Copy every line of the listing exactly.

[Stored data entries]
■ ■ ■ ■

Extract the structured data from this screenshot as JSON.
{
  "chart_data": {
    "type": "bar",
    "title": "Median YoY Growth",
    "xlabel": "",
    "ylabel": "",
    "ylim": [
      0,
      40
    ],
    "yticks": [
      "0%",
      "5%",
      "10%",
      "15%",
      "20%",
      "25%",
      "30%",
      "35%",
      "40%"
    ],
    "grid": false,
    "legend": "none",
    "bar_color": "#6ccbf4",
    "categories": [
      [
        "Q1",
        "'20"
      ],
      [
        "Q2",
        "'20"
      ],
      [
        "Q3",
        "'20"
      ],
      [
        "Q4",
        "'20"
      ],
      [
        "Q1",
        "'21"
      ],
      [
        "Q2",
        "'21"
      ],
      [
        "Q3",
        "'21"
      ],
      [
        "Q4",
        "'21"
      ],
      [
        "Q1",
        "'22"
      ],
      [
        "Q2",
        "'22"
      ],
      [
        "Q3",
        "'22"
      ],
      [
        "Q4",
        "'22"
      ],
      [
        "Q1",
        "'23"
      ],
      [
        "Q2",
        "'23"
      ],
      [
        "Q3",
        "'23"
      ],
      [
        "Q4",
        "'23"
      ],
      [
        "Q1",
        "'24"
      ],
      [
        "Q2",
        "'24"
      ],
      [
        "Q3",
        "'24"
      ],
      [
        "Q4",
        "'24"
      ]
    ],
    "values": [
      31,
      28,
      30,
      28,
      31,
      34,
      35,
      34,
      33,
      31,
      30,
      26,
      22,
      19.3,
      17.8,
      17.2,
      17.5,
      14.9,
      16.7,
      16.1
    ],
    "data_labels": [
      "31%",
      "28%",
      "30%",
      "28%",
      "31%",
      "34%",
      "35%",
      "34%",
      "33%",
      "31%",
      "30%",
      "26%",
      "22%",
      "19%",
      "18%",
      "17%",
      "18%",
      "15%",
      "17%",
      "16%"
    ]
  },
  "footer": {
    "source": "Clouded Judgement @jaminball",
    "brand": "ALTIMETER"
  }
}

■ ■ ■ ■

▶ **The reply**
Extract the structured data from this screenshot as JSON.
{
  "chart_data": {
    "type": "bar",
    "title": "Median YoY Growth",
    "xlabel": "",
    "ylabel": "",
    "ylim": [
      0,
      40
    ],
    "yticks": [
      "0%",
      "5%",
      "10%",
      "15%",
      "20%",
      "25%",
      "30%",
      "35%",
      "40%"
    ],
    "grid": false,
    "legend": "none",
    "bar_color": "#6ccbf4",
    "categories": [
      [
        "Q1",
        "'20"
      ],
      [
        "Q2",
        "'20"
      ],
      [
        "Q3",
        "'20"
      ],
      [
        "Q4",
        "'20"
      ],
      [
        "Q1",
        "'21"
      ],
      [
        "Q2",
        "'21"
      ],
      [
        "Q3",
        "'21"
      ],
      [
        "Q4",
        "'21"
      ],
      [
        "Q1",
        "'22"
      ],
      [
        "Q2",
        "'22"
      ],
      [
        "Q3",
        "'22"
      ],
      [
        "Q4",
        "'22"
      ],
      [
        "Q1",
        "'23"
      ],
      [
        "Q2",
        "'23"
      ],
      [
        "Q3",
        "'23"
      ],
      [
        "Q4",
        "'23"
      ],
      [
        "Q1",
        "'24"
      ],
      [
        "Q2",
        "'24"
      ],
      [
        "Q3",
        "'24"
      ],
      [
        "Q4",
        "'24"
      ]
    ],
    "values": [
      31,
      28,
      30,
      28,
      31,
      34,
      35,
      34,
      33,
      31,
      30,
      26,
      22,
      19.3,
      17.8,
      17.2,
      17.5,
      14.9,
      16.7,
      16.1
    ],
    "data_labels": [
      "31%",
      "28%",
      "30%",
      "28%",
      "31%",
      "34%",
      "35%",
      "34%",
      "33%",
      "31%",
      "30%",
      "26%",
      "22%",
      "19%",
      "18%",
      "17%",
      "18%",
      "15%",
      "17%",
      "16%"
    ]
  },
  "footer": {
    "source": "Clouded Judgement @jaminball",
    "brand": "ALTIMETER"
  }
}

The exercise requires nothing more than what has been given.